BEGIN Data provided

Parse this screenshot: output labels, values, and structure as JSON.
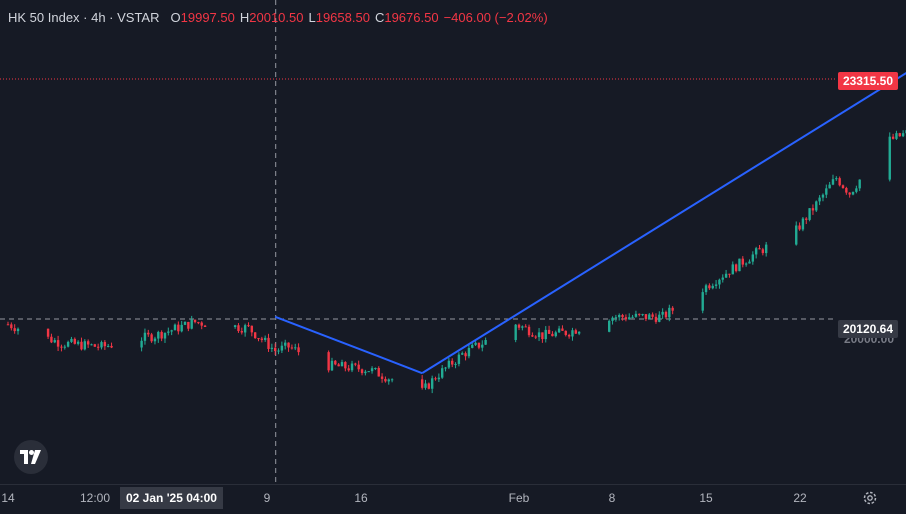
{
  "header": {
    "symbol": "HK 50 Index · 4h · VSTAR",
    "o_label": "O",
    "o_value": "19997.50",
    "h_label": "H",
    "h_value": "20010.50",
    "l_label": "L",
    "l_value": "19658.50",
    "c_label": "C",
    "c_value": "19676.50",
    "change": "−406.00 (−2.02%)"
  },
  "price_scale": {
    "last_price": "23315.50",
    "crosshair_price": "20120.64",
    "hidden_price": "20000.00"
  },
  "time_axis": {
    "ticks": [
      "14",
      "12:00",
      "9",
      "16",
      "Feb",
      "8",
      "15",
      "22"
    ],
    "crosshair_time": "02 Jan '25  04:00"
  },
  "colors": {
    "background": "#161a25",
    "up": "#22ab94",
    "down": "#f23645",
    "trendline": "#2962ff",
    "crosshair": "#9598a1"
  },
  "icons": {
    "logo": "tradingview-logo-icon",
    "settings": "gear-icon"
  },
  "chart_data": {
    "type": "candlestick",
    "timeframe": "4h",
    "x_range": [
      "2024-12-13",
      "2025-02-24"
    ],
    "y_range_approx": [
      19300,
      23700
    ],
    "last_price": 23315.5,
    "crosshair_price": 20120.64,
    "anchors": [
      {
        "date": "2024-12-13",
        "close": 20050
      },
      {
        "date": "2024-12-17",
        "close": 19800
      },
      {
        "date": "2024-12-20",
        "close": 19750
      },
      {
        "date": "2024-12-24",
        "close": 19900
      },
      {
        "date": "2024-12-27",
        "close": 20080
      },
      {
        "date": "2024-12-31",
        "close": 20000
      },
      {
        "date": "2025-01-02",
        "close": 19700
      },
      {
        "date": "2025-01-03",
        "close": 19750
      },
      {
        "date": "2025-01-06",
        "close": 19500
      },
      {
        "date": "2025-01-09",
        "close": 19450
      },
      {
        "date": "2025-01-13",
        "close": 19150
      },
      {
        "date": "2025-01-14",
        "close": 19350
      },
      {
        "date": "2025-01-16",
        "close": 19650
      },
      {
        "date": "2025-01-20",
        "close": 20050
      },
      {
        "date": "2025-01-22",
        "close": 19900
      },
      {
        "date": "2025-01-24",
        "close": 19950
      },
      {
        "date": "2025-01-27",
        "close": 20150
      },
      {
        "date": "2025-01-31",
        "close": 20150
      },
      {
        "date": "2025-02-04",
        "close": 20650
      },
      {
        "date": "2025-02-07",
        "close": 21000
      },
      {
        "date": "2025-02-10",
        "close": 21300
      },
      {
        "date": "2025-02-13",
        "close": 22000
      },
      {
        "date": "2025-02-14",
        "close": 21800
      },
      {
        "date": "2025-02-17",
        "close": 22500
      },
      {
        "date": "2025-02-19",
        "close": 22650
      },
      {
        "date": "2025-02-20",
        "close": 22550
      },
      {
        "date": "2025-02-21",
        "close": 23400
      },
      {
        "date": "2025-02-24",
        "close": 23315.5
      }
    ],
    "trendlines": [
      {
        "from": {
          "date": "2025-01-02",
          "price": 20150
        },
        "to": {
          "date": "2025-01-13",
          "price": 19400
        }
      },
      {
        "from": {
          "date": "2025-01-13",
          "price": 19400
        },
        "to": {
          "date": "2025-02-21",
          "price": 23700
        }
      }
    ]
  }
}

END Data provided

### Direction
Repeat the material above verbatim. Leave the pictures behind.

### Completed task
Parse this screenshot: output labels, values, and structure as JSON.
{
  "header": {
    "symbol": "HK 50 Index · 4h · VSTAR",
    "o_label": "O",
    "o_value": "19997.50",
    "h_label": "H",
    "h_value": "20010.50",
    "l_label": "L",
    "l_value": "19658.50",
    "c_label": "C",
    "c_value": "19676.50",
    "change": "−406.00 (−2.02%)"
  },
  "price_scale": {
    "last_price": "23315.50",
    "crosshair_price": "20120.64",
    "hidden_price": "20000.00"
  },
  "time_axis": {
    "ticks": [
      "14",
      "12:00",
      "9",
      "16",
      "Feb",
      "8",
      "15",
      "22"
    ],
    "crosshair_time": "02 Jan '25  04:00"
  },
  "colors": {
    "background": "#161a25",
    "up": "#22ab94",
    "down": "#f23645",
    "trendline": "#2962ff",
    "crosshair": "#9598a1"
  },
  "icons": {
    "logo": "tradingview-logo-icon",
    "settings": "gear-icon"
  },
  "chart_data": {
    "type": "candlestick",
    "timeframe": "4h",
    "x_range": [
      "2024-12-13",
      "2025-02-24"
    ],
    "y_range_approx": [
      19300,
      23700
    ],
    "last_price": 23315.5,
    "crosshair_price": 20120.64,
    "anchors": [
      {
        "date": "2024-12-13",
        "close": 20050
      },
      {
        "date": "2024-12-17",
        "close": 19800
      },
      {
        "date": "2024-12-20",
        "close": 19750
      },
      {
        "date": "2024-12-24",
        "close": 19900
      },
      {
        "date": "2024-12-27",
        "close": 20080
      },
      {
        "date": "2024-12-31",
        "close": 20000
      },
      {
        "date": "2025-01-02",
        "close": 19700
      },
      {
        "date": "2025-01-03",
        "close": 19750
      },
      {
        "date": "2025-01-06",
        "close": 19500
      },
      {
        "date": "2025-01-09",
        "close": 19450
      },
      {
        "date": "2025-01-13",
        "close": 19150
      },
      {
        "date": "2025-01-14",
        "close": 19350
      },
      {
        "date": "2025-01-16",
        "close": 19650
      },
      {
        "date": "2025-01-20",
        "close": 20050
      },
      {
        "date": "2025-01-22",
        "close": 19900
      },
      {
        "date": "2025-01-24",
        "close": 19950
      },
      {
        "date": "2025-01-27",
        "close": 20150
      },
      {
        "date": "2025-01-31",
        "close": 20150
      },
      {
        "date": "2025-02-04",
        "close": 20650
      },
      {
        "date": "2025-02-07",
        "close": 21000
      },
      {
        "date": "2025-02-10",
        "close": 21300
      },
      {
        "date": "2025-02-13",
        "close": 22000
      },
      {
        "date": "2025-02-14",
        "close": 21800
      },
      {
        "date": "2025-02-17",
        "close": 22500
      },
      {
        "date": "2025-02-19",
        "close": 22650
      },
      {
        "date": "2025-02-20",
        "close": 22550
      },
      {
        "date": "2025-02-21",
        "close": 23400
      },
      {
        "date": "2025-02-24",
        "close": 23315.5
      }
    ],
    "trendlines": [
      {
        "from": {
          "date": "2025-01-02",
          "price": 20150
        },
        "to": {
          "date": "2025-01-13",
          "price": 19400
        }
      },
      {
        "from": {
          "date": "2025-01-13",
          "price": 19400
        },
        "to": {
          "date": "2025-02-21",
          "price": 23700
        }
      }
    ]
  }
}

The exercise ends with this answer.